### The request
Answer from the forum thread on swangas and vogues:
1. What spoke counts does the first post give for the old school wire rims?
2. Which three kinds of big body Cadillac is the first poster looking for?
3. What does the reply from [email protected] say not to do when asking something?

### Page extract
= = = =

# swangas and vogues



## PUNISHINGPAVEMENT (Sep 10, 2010)

I am trying to find some swangas' and vogues or anyone that has advice on making them. Or in other words the old school wire rims like 40 or 50 spoke maybe even less.

Also anyone that knows where to find early 90s' big body caddy's like the FLEETWOOD BROUGHAMs'. I am looking for the HEARSES, SEDANS, AND LIMO'S.

ANYONE THAT HAS ANY EXTRA HYDRO HOSING FACETS LET ME KNOW!

SAN ANTONIO DOESNT HAVE *#&$ HERE! HOBBY STORES ARE LIMITED FOR NICE QAULITY PARTS IN THE LOWRIDER AREA!

PLEASE HELP.


----------



## [email protected] (Apr 23, 2006)

FAQ pimpin  

http://www.layitlow.com/forums/index.php?showtopic=332319


ask all your questions here  

and dont HI-JACK someones thread asking questions either  

your still a newb and dont know any better, but thats how shit gets done around these parts


----------



## bigdogg323 (Jun 3, 2006)

:wow:


----------



## PUNISHINGPAVEMENT (Sep 10, 2010)

= = = =

### Provided material

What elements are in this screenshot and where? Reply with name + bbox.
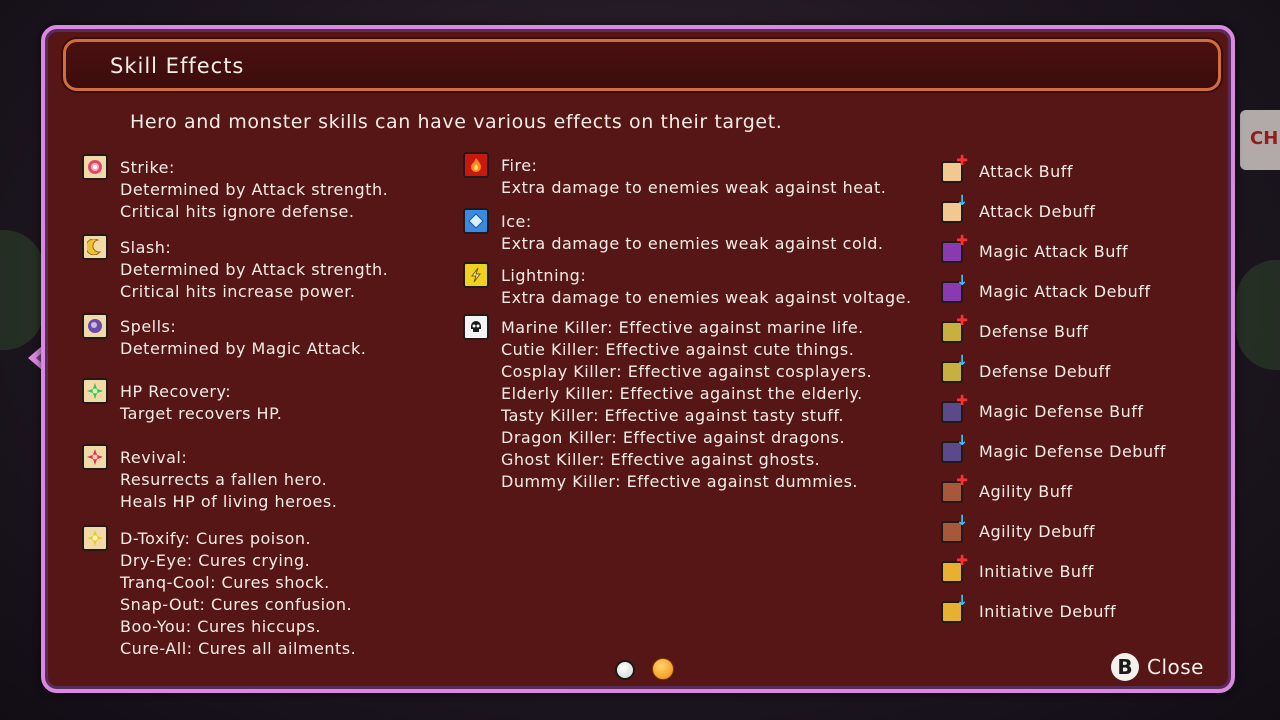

= = = =

### Expected answer
1. 40 or 50 spoke, maybe even less.
2. Hearses, sedans and limos.
3. Hi-jack someone's thread.